DATASET:

# # #

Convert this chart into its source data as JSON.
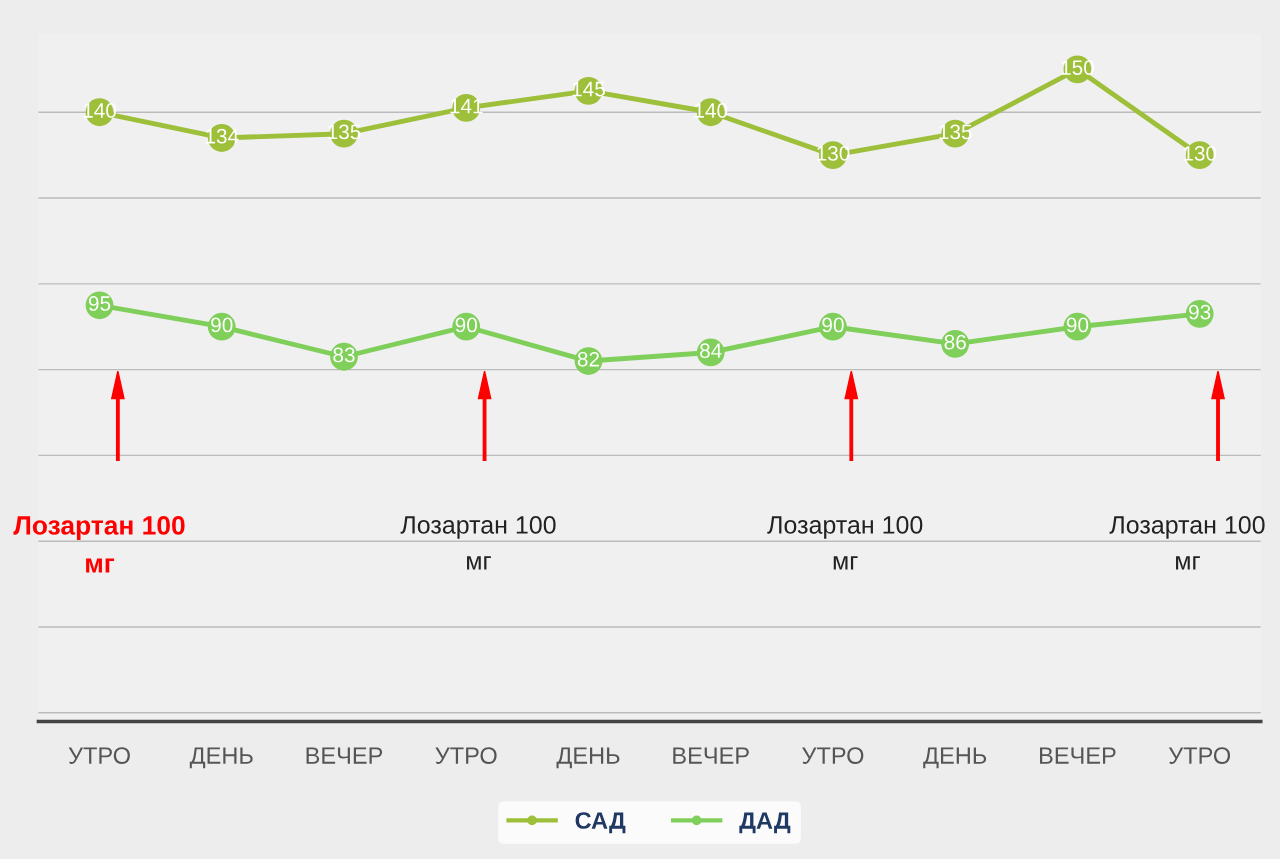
{
  "chart_data": {
    "type": "line",
    "categories": [
      "УТРО",
      "ДЕНЬ",
      "ВЕЧЕР",
      "УТРО",
      "ДЕНЬ",
      "ВЕЧЕР",
      "УТРО",
      "ДЕНЬ",
      "ВЕЧЕР",
      "УТРО"
    ],
    "series": [
      {
        "name": "САД",
        "color": "#9dbf3a",
        "values": [
          140,
          134,
          135,
          141,
          145,
          140,
          130,
          135,
          150,
          130
        ]
      },
      {
        "name": "ДАД",
        "color": "#7fcf5a",
        "values": [
          95,
          90,
          83,
          90,
          82,
          84,
          90,
          86,
          90,
          93
        ]
      }
    ],
    "tick_labels": "x",
    "grid": "y",
    "legend": "bottom",
    "marker": "circle",
    "line_style": "solid",
    "data_labels": true,
    "annotations": [
      "Лозартан 100 мг",
      "Лозартан 100 мг",
      "Лозартан 100 мг",
      "Лозартан 100 мг"
    ]
  }
}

# # #

Transcribe the material as is, with images omitted.

ANSWER TO THE PROBLEM:
Convert this chart into its source data as JSON.
{
  "chart_data": {
    "type": "line",
    "categories": [
      "УТРО",
      "ДЕНЬ",
      "ВЕЧЕР",
      "УТРО",
      "ДЕНЬ",
      "ВЕЧЕР",
      "УТРО",
      "ДЕНЬ",
      "ВЕЧЕР",
      "УТРО"
    ],
    "series": [
      {
        "name": "САД",
        "color": "#9dbf3a",
        "values": [
          140,
          134,
          135,
          141,
          145,
          140,
          130,
          135,
          150,
          130
        ]
      },
      {
        "name": "ДАД",
        "color": "#7fcf5a",
        "values": [
          95,
          90,
          83,
          90,
          82,
          84,
          90,
          86,
          90,
          93
        ]
      }
    ],
    "tick_labels": "x",
    "grid": "y",
    "legend": "bottom",
    "marker": "circle",
    "line_style": "solid",
    "data_labels": true,
    "annotations": [
      "Лозартан 100 мг",
      "Лозартан 100 мг",
      "Лозартан 100 мг",
      "Лозартан 100 мг"
    ]
  }
}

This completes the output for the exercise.